## ЧТО ТРЕБУЕТСЯ СДЕЛАТЬ
Воспроизведите без изменений строки от первой до строки, содержащей «- read-base: A: [739, 221, 747, 235]», включительно.

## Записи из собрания
┌──

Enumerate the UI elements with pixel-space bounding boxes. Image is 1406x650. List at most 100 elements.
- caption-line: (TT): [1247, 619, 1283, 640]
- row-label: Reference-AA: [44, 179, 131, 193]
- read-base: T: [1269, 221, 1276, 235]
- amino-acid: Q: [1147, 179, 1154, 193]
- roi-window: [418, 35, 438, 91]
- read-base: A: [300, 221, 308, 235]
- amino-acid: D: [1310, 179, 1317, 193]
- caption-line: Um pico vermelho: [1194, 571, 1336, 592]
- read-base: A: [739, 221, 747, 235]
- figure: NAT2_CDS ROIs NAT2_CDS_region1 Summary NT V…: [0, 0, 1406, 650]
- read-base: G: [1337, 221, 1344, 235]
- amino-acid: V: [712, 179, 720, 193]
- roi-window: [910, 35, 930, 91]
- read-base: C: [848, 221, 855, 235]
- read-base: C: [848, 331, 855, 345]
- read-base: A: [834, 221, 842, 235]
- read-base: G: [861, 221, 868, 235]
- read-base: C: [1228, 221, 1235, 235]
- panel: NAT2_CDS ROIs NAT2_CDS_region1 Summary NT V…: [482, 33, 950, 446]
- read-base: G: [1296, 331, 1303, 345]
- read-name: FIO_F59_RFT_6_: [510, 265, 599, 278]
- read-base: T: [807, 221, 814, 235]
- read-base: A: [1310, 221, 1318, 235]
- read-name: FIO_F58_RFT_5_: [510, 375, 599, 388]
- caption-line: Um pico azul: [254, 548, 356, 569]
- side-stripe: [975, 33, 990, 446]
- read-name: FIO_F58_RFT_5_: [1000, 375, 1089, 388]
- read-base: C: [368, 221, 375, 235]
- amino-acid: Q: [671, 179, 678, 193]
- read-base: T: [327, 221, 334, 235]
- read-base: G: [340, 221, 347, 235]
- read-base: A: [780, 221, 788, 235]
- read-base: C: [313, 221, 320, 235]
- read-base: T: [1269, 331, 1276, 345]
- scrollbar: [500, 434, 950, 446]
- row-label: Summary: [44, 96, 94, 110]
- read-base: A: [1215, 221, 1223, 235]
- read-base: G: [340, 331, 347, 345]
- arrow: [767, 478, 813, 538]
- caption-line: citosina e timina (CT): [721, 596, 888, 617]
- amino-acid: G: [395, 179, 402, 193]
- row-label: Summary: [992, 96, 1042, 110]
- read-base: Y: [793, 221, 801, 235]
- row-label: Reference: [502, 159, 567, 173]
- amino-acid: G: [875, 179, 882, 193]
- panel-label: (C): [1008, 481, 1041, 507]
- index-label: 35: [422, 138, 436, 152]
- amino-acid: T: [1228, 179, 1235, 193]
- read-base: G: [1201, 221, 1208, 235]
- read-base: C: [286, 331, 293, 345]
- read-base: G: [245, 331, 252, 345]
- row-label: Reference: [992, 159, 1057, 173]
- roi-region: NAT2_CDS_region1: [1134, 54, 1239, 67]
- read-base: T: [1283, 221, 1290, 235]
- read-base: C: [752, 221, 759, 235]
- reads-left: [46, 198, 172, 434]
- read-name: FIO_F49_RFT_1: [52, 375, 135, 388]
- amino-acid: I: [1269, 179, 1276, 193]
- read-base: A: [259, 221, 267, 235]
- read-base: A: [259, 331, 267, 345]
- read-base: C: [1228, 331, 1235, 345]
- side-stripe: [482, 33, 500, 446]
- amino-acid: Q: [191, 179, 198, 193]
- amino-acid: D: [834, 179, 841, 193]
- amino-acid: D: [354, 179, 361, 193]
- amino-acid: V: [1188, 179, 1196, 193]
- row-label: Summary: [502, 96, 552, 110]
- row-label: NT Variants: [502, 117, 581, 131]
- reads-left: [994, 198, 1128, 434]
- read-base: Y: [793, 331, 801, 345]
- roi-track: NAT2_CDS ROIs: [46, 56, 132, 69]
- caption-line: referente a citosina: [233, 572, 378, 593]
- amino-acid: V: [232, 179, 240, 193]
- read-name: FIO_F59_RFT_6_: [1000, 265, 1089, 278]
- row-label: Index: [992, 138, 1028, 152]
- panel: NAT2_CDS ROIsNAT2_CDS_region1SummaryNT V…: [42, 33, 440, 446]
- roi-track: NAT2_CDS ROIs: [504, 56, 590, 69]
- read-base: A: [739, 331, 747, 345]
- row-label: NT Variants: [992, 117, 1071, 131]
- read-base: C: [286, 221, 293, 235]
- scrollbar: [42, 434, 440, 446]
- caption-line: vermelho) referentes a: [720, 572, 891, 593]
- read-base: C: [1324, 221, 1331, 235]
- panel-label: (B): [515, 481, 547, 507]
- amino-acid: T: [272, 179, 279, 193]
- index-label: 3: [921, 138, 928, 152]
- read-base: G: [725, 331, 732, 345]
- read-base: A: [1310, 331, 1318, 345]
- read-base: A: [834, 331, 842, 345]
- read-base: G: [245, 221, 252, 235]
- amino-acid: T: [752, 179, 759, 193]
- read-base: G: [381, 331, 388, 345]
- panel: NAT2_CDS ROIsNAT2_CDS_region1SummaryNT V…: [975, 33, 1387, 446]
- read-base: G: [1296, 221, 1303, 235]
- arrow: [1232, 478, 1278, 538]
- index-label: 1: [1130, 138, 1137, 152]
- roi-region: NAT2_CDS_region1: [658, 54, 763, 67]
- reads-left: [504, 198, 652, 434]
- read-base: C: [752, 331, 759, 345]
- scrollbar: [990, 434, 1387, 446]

└──

## РЕЗУЛЬТАТ ВЫПОЛНЕНИЯ
Enumerate the UI elements with pixel-space bounding boxes. Image is 1406x650. List at most 100 elements.
- caption-line: (TT): [1247, 619, 1283, 640]
- row-label: Reference-AA: [44, 179, 131, 193]
- read-base: T: [1269, 221, 1276, 235]
- amino-acid: Q: [1147, 179, 1154, 193]
- roi-window: [418, 35, 438, 91]
- read-base: A: [300, 221, 308, 235]
- amino-acid: D: [1310, 179, 1317, 193]
- caption-line: Um pico vermelho: [1194, 571, 1336, 592]
- read-base: A: [739, 221, 747, 235]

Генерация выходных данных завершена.